▶ _RECORDED DATA_:
◆ ◆ ◆ ◆
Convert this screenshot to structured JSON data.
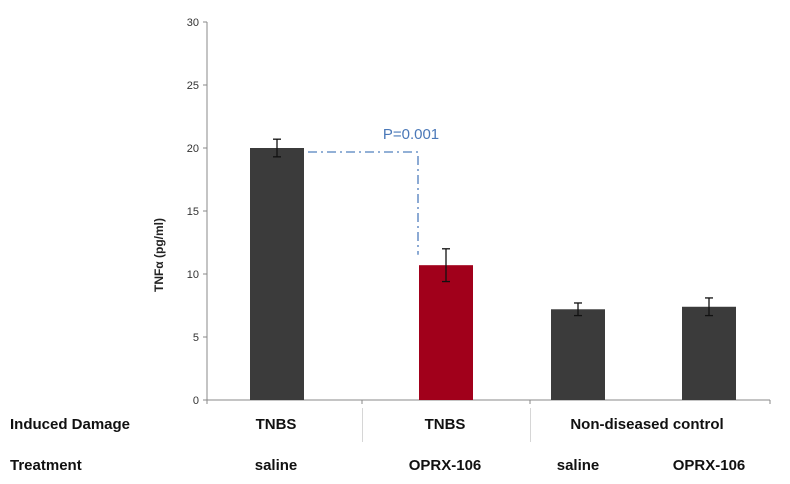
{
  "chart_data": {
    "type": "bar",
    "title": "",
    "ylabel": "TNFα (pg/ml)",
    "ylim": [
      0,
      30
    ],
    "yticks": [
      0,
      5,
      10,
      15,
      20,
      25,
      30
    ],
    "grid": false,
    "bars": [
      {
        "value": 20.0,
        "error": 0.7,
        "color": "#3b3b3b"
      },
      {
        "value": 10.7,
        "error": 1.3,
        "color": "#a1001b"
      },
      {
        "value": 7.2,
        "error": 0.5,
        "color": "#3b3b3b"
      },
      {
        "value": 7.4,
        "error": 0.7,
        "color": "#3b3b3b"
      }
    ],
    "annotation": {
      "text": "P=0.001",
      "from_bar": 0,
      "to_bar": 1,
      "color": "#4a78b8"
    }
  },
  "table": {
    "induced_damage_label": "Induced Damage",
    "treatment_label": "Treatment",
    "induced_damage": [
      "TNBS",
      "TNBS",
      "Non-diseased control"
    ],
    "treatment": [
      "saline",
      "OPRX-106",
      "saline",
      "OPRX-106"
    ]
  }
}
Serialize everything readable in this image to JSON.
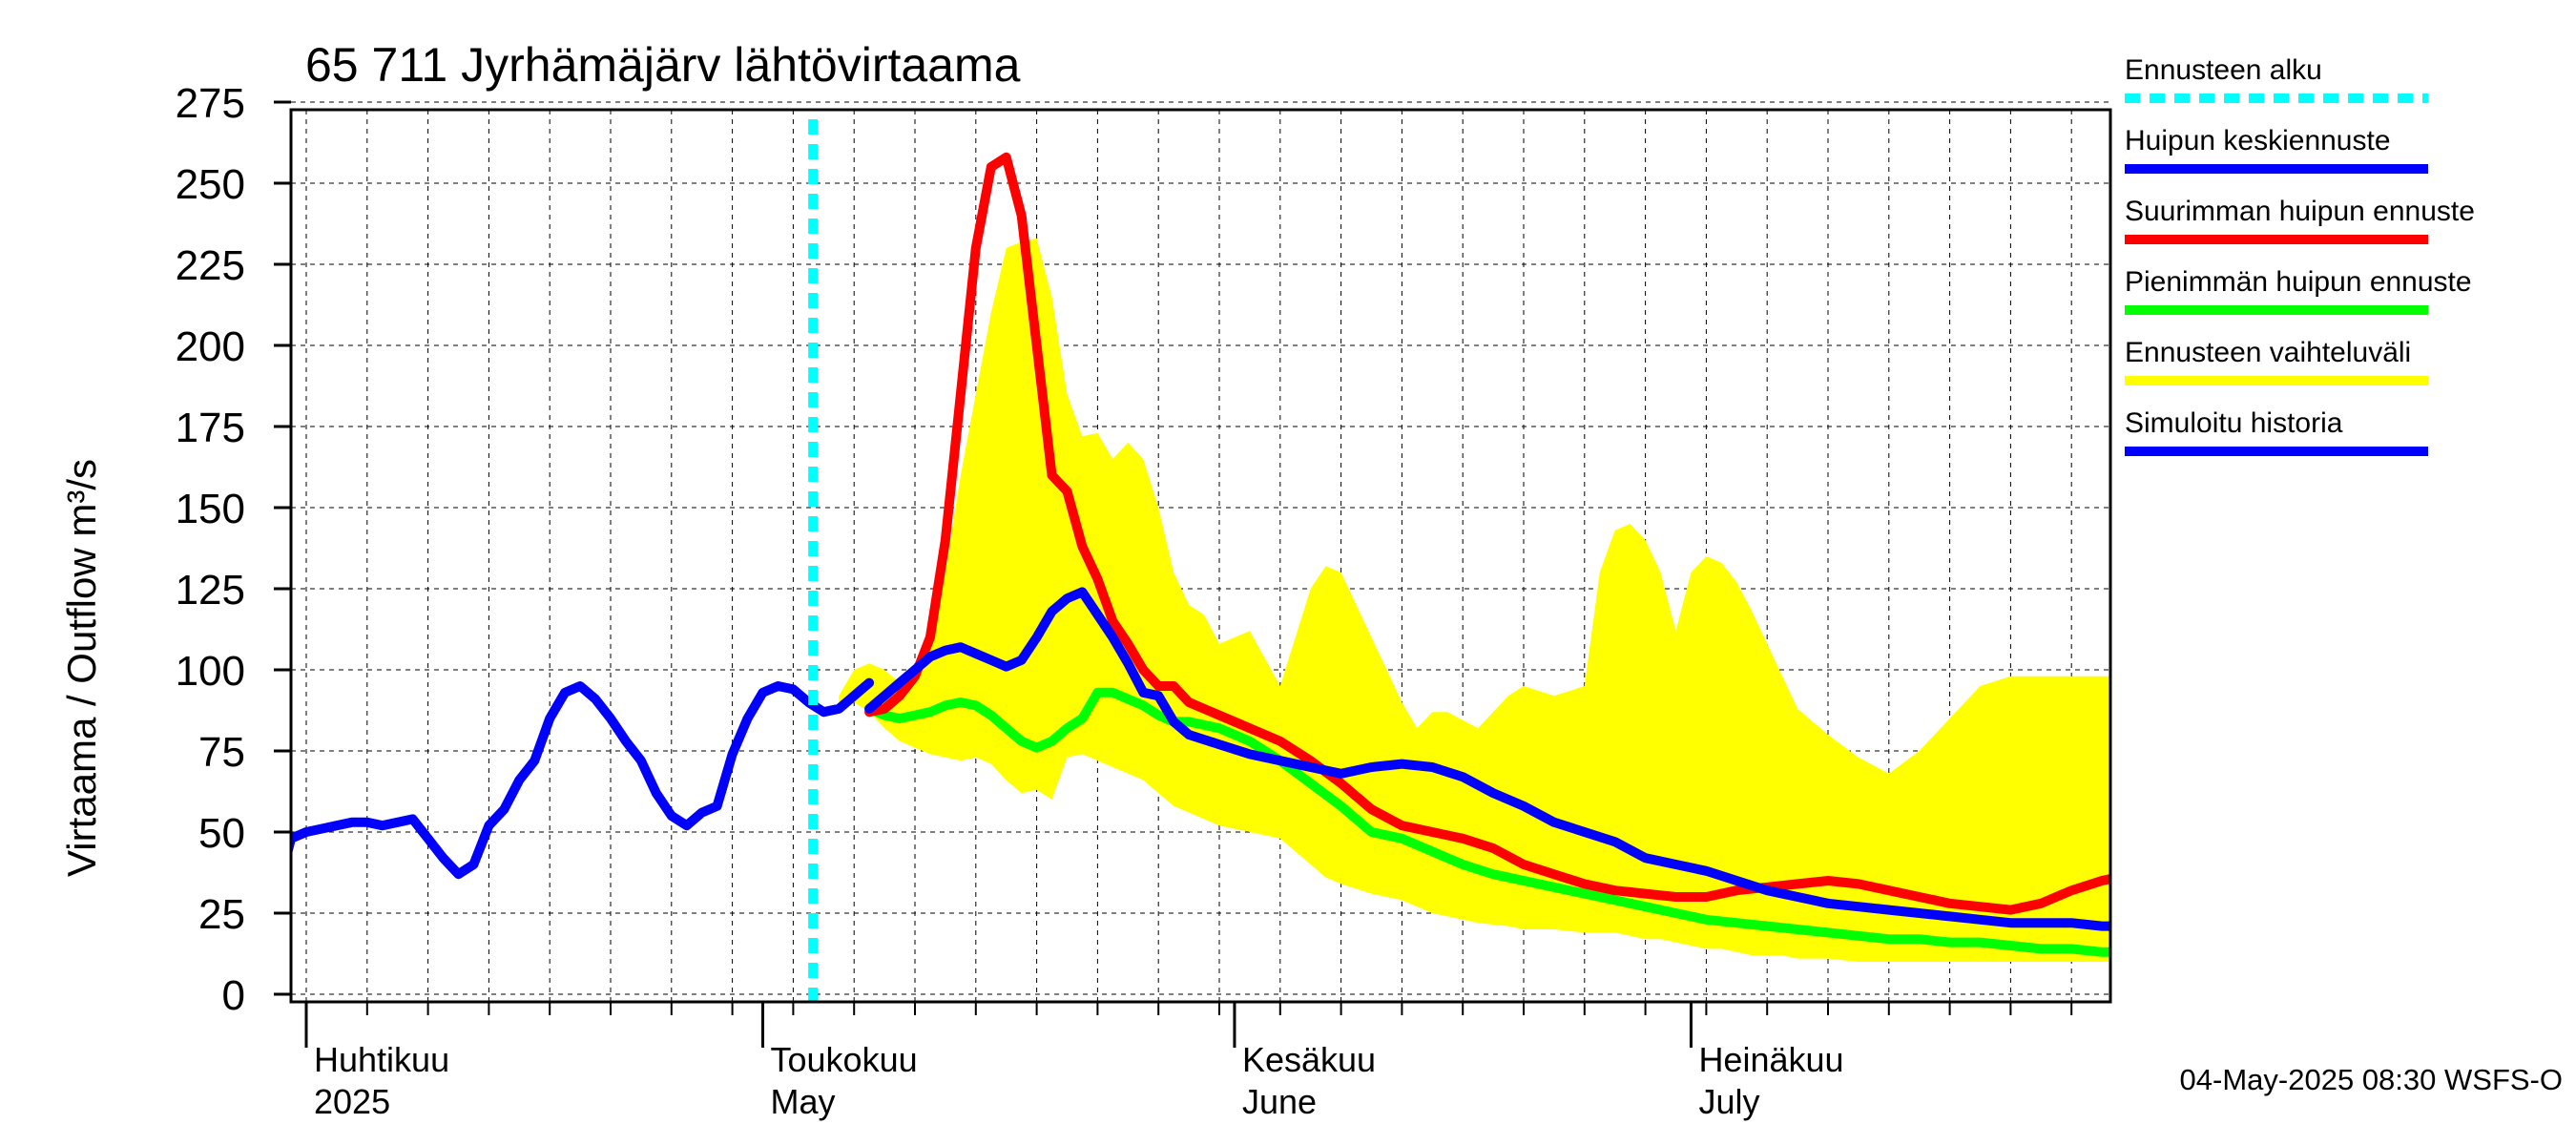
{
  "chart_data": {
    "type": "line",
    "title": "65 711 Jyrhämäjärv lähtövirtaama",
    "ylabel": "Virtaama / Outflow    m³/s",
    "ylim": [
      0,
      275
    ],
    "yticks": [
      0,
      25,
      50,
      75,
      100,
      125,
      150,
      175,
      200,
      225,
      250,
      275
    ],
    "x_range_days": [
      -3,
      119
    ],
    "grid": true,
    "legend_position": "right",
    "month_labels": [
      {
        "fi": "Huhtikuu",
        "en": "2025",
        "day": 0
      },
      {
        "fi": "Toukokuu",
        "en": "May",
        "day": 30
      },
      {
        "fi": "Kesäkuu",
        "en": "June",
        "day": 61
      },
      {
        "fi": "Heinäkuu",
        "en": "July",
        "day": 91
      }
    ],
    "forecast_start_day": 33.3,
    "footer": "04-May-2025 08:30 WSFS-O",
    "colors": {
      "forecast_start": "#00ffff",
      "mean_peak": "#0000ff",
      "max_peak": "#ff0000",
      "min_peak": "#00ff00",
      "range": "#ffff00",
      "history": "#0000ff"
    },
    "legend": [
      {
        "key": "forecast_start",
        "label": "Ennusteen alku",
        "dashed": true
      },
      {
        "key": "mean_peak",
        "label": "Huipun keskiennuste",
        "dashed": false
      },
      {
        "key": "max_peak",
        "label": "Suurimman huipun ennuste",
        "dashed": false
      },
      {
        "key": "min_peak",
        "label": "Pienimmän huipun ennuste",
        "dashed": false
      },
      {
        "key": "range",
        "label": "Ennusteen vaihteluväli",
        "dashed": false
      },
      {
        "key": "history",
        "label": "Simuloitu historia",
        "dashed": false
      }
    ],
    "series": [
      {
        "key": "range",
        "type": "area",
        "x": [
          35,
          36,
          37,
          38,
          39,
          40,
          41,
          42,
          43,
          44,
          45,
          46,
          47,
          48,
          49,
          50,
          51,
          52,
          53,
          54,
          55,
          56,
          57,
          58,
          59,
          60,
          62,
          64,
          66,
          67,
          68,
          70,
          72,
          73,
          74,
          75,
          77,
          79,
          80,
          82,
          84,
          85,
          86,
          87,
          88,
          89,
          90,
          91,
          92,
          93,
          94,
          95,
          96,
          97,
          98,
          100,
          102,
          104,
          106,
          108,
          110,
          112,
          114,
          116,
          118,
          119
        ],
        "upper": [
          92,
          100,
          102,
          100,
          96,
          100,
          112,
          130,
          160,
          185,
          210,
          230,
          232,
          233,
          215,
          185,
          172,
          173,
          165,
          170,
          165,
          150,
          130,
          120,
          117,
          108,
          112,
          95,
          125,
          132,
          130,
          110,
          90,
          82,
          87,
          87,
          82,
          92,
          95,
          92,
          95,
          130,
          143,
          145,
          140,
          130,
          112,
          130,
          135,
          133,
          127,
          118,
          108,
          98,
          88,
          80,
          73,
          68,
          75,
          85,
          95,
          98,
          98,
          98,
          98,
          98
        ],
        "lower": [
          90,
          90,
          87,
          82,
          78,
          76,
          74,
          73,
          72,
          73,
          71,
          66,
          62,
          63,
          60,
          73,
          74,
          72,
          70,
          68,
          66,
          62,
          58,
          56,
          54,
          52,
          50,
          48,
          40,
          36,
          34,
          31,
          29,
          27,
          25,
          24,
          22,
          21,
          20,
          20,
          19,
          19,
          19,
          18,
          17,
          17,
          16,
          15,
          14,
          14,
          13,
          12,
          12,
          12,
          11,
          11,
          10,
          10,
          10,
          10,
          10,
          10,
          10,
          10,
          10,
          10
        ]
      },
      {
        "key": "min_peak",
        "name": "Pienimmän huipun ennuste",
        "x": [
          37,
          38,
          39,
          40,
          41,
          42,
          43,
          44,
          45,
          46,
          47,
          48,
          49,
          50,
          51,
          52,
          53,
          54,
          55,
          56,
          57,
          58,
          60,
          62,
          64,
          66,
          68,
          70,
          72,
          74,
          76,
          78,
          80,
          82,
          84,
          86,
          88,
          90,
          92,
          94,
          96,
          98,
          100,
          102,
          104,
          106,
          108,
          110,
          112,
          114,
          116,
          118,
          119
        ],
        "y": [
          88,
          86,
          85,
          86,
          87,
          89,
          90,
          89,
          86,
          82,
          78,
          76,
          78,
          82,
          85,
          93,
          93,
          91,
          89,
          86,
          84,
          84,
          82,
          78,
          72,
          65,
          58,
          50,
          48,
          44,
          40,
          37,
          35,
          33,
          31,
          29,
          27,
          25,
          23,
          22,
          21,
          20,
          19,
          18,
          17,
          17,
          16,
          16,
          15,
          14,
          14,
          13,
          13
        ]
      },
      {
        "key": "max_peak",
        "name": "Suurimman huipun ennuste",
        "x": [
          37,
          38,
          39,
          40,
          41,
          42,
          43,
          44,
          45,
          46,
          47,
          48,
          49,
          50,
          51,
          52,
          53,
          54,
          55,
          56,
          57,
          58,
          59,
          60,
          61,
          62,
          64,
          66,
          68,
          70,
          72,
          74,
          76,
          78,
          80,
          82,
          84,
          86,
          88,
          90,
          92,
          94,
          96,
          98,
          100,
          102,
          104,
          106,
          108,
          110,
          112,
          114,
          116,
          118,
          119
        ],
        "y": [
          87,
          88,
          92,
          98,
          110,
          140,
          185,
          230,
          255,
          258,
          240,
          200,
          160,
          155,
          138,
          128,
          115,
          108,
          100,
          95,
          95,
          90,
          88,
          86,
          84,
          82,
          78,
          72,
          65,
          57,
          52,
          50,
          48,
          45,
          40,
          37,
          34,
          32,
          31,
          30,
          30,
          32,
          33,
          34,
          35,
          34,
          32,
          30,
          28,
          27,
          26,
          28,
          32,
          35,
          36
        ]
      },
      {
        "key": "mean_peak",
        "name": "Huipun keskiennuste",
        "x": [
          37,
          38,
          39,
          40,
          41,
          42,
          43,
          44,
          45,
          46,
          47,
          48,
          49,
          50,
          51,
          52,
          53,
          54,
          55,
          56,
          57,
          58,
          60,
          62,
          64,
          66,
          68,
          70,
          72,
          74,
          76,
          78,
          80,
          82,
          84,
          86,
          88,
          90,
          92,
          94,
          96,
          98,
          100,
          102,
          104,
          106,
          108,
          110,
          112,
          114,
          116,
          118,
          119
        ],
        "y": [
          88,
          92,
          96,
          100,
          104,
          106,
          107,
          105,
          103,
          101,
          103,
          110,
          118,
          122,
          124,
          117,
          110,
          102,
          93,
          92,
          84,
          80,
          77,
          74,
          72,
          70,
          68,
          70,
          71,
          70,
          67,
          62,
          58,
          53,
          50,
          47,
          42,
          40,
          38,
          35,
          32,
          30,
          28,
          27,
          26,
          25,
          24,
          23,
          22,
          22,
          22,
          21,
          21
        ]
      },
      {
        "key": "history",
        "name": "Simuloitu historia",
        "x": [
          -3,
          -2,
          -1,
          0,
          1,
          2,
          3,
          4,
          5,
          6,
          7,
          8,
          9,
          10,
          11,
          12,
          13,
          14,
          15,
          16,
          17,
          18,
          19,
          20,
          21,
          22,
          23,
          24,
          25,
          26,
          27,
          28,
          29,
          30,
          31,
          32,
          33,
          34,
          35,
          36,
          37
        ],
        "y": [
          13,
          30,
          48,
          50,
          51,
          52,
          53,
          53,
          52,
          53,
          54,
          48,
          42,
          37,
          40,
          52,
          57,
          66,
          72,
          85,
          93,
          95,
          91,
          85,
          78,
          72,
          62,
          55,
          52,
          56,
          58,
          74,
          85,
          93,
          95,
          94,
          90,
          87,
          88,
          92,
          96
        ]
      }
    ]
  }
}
◆ ◆ ◆ ◆
▶ _WORK INSTRUCTIONS_: Look for the word "this" and return every line where it occurs.

▶ _PROBLEM SOLUTION_:
Convert this screenshot to structured JSON data.
Serialize everything readable in this image to JSON.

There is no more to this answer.